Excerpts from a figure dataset
— Start —
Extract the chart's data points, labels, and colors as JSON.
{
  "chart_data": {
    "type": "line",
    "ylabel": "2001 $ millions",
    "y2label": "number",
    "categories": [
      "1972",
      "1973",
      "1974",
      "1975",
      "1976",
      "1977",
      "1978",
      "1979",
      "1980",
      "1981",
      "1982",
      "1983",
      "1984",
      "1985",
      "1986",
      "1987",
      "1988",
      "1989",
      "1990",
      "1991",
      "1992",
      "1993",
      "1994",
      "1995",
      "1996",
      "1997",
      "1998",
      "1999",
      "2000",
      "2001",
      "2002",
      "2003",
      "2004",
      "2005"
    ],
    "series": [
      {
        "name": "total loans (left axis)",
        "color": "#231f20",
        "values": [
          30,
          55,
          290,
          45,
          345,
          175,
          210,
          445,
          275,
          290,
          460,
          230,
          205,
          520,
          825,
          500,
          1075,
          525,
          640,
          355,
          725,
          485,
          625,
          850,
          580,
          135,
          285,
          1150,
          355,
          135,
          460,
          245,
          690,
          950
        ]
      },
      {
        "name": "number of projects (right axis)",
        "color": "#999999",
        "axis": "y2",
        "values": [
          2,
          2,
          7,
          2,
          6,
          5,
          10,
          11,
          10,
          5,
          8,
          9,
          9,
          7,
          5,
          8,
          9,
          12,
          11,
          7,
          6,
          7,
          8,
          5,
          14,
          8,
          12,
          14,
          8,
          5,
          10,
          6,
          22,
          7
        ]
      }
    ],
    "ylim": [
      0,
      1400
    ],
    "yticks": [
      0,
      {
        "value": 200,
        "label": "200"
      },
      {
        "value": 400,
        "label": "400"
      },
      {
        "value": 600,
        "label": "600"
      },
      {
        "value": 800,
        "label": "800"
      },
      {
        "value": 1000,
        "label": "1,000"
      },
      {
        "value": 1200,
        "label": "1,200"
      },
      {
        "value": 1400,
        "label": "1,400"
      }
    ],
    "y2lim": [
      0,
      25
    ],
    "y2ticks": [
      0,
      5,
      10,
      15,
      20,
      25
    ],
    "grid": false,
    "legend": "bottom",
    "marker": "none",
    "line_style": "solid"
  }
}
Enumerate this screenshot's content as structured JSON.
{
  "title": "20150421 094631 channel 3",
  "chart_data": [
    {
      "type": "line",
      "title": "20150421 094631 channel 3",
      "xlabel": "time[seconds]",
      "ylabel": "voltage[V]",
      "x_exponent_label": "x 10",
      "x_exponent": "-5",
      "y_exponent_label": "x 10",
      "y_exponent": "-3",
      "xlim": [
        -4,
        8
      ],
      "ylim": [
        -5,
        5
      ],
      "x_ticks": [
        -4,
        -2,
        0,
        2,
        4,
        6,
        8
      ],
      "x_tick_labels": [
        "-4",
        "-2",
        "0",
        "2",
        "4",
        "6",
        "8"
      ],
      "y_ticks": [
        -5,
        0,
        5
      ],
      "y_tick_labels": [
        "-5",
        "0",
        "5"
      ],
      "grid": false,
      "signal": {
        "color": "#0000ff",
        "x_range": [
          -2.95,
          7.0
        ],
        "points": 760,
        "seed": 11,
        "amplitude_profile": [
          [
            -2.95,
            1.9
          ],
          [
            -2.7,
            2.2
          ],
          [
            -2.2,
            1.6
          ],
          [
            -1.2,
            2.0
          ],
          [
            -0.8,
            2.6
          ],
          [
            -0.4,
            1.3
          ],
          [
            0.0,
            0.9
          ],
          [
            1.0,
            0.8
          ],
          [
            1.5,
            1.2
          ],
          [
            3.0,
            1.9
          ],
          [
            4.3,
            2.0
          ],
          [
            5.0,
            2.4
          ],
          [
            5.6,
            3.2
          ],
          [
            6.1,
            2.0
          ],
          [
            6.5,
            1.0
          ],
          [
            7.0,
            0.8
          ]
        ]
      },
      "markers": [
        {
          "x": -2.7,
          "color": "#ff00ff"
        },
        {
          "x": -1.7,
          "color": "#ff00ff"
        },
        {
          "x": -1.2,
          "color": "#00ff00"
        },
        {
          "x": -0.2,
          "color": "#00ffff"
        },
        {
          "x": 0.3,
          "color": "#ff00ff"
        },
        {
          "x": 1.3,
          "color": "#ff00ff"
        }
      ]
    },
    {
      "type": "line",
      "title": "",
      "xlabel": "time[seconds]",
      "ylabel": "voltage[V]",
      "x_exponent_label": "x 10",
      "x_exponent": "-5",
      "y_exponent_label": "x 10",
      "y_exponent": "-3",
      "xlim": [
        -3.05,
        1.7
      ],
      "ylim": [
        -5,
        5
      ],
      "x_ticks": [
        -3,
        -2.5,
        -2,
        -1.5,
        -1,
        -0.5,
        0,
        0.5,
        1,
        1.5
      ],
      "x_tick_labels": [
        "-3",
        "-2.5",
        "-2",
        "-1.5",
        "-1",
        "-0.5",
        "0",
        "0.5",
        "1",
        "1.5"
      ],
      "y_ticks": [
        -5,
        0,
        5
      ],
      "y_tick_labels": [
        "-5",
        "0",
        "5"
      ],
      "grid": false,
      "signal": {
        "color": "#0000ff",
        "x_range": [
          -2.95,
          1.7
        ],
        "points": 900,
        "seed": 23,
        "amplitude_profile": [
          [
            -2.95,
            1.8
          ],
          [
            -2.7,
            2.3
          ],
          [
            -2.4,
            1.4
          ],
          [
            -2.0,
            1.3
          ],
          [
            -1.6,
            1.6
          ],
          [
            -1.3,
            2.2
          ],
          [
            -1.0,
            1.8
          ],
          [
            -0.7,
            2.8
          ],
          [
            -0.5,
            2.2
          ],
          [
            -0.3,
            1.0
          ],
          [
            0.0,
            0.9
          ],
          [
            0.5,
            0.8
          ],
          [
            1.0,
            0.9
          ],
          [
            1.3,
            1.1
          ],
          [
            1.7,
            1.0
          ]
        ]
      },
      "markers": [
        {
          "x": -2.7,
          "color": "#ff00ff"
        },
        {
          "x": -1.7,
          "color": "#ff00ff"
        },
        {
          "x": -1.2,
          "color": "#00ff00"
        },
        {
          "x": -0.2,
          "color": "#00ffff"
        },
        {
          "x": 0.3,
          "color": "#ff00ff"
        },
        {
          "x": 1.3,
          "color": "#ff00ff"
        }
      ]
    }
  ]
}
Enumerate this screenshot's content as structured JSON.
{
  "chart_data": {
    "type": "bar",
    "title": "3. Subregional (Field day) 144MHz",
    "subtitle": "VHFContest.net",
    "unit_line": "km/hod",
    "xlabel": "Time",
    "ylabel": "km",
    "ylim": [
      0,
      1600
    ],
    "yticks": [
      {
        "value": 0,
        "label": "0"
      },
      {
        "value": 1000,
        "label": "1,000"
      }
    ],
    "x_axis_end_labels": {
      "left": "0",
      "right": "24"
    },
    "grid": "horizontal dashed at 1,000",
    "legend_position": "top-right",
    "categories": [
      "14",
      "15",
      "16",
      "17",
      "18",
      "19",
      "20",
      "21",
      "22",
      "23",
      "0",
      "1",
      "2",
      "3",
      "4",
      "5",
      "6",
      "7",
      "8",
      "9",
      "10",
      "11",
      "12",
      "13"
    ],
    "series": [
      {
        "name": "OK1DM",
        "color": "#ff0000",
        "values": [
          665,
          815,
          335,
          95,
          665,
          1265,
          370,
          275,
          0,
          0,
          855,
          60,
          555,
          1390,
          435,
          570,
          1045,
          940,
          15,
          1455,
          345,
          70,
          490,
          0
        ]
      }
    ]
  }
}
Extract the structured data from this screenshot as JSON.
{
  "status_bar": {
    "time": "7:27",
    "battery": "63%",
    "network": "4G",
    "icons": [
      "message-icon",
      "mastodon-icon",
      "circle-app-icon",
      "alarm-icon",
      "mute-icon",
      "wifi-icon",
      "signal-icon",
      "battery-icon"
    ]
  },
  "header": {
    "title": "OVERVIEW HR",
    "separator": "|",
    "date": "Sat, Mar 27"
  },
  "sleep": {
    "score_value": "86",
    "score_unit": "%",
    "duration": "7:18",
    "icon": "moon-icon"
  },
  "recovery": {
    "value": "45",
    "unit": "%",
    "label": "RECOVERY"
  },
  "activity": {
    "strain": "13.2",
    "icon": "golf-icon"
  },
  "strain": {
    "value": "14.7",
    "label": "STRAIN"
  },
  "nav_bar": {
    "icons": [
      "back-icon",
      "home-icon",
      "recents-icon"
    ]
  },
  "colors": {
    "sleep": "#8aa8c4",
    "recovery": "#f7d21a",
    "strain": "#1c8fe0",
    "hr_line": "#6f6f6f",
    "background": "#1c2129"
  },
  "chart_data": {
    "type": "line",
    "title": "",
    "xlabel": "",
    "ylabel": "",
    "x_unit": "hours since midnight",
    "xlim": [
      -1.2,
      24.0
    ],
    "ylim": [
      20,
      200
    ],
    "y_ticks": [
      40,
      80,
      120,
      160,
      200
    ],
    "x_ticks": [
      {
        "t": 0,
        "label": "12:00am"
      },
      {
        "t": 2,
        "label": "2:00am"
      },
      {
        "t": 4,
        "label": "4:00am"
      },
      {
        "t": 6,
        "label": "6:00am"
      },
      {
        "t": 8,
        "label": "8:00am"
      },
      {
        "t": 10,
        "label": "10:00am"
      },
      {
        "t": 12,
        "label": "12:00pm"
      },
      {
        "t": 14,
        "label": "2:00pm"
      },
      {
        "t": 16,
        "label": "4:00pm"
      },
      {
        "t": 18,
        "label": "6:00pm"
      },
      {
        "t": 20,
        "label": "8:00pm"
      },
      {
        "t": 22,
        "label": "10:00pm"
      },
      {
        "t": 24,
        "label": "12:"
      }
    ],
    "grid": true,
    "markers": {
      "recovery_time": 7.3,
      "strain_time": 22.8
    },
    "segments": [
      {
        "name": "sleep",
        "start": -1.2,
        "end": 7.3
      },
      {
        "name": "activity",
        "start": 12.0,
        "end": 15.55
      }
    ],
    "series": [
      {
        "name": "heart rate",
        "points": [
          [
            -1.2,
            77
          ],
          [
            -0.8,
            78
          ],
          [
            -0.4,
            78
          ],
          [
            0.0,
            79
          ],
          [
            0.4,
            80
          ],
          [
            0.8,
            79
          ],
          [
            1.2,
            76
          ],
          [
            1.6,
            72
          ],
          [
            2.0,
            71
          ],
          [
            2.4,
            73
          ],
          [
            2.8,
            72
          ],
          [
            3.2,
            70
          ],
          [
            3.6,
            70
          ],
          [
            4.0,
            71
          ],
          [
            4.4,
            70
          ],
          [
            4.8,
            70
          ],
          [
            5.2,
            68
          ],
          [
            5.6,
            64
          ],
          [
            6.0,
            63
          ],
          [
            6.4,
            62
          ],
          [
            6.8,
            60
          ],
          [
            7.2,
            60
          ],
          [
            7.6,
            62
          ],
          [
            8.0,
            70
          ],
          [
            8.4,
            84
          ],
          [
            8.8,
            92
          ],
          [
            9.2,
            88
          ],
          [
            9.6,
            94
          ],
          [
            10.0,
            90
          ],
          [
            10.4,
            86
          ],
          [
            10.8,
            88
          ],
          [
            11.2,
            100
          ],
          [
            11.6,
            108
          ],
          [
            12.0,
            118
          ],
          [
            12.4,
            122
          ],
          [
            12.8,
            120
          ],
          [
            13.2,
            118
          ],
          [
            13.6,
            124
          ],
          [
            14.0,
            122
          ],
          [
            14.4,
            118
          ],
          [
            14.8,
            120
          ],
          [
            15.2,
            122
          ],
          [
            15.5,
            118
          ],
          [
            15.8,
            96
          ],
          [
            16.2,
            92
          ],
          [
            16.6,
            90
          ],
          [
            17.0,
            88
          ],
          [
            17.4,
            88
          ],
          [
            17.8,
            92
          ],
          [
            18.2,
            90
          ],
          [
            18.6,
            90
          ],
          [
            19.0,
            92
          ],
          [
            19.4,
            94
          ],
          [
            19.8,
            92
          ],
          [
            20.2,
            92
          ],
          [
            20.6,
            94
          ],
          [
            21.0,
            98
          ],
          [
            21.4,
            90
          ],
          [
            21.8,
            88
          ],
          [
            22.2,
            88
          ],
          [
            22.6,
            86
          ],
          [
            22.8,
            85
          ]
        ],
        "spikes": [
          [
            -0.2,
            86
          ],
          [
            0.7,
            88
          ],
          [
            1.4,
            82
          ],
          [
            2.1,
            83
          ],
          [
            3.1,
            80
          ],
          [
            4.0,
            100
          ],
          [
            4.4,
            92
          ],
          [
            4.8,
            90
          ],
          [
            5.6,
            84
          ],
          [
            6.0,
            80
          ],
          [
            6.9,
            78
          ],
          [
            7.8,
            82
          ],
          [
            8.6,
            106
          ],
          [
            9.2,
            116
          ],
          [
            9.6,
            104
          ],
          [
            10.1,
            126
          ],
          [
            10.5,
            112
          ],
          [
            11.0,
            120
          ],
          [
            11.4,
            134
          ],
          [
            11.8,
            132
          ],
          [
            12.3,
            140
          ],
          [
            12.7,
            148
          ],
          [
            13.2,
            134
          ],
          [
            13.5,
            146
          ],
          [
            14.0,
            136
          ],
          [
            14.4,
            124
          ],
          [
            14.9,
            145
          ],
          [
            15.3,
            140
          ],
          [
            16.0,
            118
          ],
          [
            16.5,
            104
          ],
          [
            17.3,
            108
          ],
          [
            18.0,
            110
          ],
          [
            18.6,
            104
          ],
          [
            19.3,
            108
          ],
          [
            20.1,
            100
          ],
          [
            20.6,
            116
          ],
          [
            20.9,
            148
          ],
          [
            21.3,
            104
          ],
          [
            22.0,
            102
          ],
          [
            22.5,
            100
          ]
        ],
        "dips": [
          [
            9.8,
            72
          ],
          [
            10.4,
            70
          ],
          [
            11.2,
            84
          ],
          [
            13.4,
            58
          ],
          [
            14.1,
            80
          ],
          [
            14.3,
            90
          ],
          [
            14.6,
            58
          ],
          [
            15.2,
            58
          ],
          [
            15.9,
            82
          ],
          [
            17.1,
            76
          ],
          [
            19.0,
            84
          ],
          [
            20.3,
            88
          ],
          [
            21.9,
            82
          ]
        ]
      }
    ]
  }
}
— End —
EXERCISE DESCRIPTION:
Gather up every line from the listing above in which the word "grid" occurs.

FULL ANSWER:
    "grid": false,
      "grid": false,
      "grid": false,
    "grid": "horizontal dashed at 1,000",
    "grid": true,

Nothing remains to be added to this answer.